--- START OF DATASET ---

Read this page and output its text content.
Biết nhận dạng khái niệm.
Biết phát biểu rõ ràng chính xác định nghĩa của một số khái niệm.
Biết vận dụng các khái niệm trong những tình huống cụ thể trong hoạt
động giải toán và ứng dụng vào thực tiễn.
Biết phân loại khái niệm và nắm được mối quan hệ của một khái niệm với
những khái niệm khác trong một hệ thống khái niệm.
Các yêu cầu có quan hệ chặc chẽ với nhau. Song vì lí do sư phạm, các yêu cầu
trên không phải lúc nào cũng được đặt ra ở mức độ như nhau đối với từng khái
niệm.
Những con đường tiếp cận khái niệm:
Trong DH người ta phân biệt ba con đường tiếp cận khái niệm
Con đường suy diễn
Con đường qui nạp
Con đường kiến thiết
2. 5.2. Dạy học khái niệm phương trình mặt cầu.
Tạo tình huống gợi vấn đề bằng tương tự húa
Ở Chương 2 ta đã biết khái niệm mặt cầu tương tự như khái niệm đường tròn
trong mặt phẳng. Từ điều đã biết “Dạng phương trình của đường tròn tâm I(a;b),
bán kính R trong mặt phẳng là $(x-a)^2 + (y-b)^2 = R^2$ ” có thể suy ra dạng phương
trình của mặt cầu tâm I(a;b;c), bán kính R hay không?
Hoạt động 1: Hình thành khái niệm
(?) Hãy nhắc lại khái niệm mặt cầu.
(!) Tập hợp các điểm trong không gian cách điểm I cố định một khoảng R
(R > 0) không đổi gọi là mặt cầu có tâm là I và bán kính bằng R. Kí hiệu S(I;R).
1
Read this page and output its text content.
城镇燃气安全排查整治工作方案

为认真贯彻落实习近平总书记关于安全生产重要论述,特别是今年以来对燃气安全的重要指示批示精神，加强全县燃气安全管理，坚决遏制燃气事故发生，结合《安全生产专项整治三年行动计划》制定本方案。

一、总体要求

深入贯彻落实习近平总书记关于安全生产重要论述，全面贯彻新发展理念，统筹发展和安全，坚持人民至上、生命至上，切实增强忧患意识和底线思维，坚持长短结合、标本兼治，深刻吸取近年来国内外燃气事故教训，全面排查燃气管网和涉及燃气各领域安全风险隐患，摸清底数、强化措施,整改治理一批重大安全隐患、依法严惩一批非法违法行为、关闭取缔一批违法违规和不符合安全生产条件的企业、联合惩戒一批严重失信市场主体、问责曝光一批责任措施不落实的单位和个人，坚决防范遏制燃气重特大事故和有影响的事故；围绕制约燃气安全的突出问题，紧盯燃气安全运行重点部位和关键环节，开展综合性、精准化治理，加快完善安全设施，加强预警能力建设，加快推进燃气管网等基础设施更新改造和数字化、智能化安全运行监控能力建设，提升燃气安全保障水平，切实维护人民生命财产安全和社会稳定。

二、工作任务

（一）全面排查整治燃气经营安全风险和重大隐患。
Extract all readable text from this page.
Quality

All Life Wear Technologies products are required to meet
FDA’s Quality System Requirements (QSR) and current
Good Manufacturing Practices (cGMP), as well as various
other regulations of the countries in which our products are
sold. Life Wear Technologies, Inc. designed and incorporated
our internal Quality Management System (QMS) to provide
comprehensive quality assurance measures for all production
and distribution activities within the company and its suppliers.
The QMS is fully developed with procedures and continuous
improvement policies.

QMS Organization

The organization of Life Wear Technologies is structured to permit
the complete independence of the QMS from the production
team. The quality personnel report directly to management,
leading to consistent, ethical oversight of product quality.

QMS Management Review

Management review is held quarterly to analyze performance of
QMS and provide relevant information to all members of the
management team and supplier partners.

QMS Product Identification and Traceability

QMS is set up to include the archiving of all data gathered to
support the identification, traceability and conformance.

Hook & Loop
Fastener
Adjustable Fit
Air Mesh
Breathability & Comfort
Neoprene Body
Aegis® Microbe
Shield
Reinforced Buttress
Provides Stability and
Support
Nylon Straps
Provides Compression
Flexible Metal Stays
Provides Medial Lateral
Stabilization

--- END OF DATASET ---

:: WHAT TO DO ::
Search the entries for the word "Technologies", then list each line that holds it.

:: ANSWER TO THE EXERCISE ::
All Life Wear Technologies products are required to meet
sold. Life Wear Technologies, Inc. designed and incorporated
The organization of Life Wear Technologies is structured to permit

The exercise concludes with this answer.